Data in this exercise
+ + + +
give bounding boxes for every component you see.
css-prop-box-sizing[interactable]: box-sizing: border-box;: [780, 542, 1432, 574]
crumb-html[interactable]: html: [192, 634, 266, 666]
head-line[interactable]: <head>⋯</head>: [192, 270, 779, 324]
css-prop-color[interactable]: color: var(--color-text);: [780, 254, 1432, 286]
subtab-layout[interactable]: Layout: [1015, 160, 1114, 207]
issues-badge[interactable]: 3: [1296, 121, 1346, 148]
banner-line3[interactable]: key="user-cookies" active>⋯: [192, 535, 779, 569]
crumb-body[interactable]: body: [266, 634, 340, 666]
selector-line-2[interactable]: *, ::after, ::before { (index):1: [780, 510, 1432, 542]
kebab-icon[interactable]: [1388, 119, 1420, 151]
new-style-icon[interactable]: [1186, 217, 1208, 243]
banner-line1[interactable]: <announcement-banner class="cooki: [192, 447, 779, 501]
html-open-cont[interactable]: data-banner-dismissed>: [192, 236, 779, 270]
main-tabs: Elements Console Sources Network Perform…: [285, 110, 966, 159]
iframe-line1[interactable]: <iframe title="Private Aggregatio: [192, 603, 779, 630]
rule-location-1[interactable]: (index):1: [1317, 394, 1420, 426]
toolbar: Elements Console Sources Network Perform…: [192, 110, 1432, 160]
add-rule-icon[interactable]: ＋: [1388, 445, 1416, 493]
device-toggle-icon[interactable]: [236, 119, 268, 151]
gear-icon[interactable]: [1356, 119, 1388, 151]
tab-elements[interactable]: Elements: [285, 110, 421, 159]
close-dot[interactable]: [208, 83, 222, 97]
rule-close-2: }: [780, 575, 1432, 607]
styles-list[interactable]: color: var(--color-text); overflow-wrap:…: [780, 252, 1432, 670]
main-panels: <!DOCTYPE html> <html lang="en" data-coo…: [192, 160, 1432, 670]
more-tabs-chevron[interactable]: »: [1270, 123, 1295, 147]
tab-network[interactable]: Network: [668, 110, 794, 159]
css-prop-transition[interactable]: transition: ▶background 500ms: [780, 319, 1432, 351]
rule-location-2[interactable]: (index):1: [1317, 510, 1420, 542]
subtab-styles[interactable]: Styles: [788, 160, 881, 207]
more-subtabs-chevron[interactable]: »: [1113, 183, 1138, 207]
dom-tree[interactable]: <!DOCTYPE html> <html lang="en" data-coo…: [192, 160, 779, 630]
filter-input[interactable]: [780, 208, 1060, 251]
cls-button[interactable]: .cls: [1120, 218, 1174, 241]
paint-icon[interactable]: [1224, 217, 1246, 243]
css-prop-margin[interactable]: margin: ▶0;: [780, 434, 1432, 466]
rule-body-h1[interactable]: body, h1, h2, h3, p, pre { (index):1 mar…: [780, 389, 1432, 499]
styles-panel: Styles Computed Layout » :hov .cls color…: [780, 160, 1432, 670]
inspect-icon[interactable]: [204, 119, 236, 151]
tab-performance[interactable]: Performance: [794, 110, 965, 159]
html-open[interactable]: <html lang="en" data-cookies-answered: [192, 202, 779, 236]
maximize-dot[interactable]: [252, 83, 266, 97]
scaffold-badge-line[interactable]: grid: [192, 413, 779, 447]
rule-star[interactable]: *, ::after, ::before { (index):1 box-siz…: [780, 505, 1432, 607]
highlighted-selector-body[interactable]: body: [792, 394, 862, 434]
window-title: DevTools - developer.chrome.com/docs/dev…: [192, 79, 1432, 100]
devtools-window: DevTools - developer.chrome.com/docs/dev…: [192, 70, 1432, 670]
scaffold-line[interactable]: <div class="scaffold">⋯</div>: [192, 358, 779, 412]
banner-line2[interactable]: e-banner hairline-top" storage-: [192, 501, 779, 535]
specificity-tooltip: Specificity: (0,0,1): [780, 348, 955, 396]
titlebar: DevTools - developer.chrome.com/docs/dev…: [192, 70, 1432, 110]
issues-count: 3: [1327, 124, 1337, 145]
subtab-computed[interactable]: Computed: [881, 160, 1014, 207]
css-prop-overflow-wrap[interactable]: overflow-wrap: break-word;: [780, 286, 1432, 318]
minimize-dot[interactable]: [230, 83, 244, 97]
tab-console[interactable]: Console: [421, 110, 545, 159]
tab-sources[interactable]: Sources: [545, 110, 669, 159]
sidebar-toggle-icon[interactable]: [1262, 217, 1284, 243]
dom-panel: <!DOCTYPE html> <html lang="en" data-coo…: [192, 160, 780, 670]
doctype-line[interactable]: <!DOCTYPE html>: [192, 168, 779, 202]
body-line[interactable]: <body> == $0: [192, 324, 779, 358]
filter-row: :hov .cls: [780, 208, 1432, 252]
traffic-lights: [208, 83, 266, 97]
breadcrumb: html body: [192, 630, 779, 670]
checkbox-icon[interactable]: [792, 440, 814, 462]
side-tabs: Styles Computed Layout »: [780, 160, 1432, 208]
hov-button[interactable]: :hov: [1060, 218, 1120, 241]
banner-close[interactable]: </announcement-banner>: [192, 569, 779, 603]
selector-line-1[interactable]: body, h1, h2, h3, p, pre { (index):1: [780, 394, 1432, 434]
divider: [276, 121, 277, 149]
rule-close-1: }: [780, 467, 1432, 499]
+ + + +
Short exercise
Reproduce word for word the material from its first line through the line that contains "filter-input[interactable]: [780, 208, 1060, 251]", both included.

Complete response
give bounding boxes for every component you see.
css-prop-box-sizing[interactable]: box-sizing: border-box;: [780, 542, 1432, 574]
crumb-html[interactable]: html: [192, 634, 266, 666]
head-line[interactable]: <head>⋯</head>: [192, 270, 779, 324]
css-prop-color[interactable]: color: var(--color-text);: [780, 254, 1432, 286]
subtab-layout[interactable]: Layout: [1015, 160, 1114, 207]
issues-badge[interactable]: 3: [1296, 121, 1346, 148]
banner-line3[interactable]: key="user-cookies" active>⋯: [192, 535, 779, 569]
crumb-body[interactable]: body: [266, 634, 340, 666]
selector-line-2[interactable]: *, ::after, ::before { (index):1: [780, 510, 1432, 542]
kebab-icon[interactable]: [1388, 119, 1420, 151]
new-style-icon[interactable]: [1186, 217, 1208, 243]
banner-line1[interactable]: <announcement-banner class="cooki: [192, 447, 779, 501]
html-open-cont[interactable]: data-banner-dismissed>: [192, 236, 779, 270]
main-tabs: Elements Console Sources Network Perform…: [285, 110, 966, 159]
iframe-line1[interactable]: <iframe title="Private Aggregatio: [192, 603, 779, 630]
rule-location-1[interactable]: (index):1: [1317, 394, 1420, 426]
toolbar: Elements Console Sources Network Perform…: [192, 110, 1432, 160]
add-rule-icon[interactable]: ＋: [1388, 445, 1416, 493]
device-toggle-icon[interactable]: [236, 119, 268, 151]
gear-icon[interactable]: [1356, 119, 1388, 151]
tab-elements[interactable]: Elements: [285, 110, 421, 159]
close-dot[interactable]: [208, 83, 222, 97]
rule-close-2: }: [780, 575, 1432, 607]
styles-list[interactable]: color: var(--color-text); overflow-wrap:…: [780, 252, 1432, 670]
main-panels: <!DOCTYPE html> <html lang="en" data-coo…: [192, 160, 1432, 670]
more-tabs-chevron[interactable]: »: [1270, 123, 1295, 147]
tab-network[interactable]: Network: [668, 110, 794, 159]
css-prop-transition[interactable]: transition: ▶background 500ms: [780, 319, 1432, 351]
rule-location-2[interactable]: (index):1: [1317, 510, 1420, 542]
subtab-styles[interactable]: Styles: [788, 160, 881, 207]
more-subtabs-chevron[interactable]: »: [1113, 183, 1138, 207]
dom-tree[interactable]: <!DOCTYPE html> <html lang="en" data-coo…: [192, 160, 779, 630]
filter-input[interactable]: [780, 208, 1060, 251]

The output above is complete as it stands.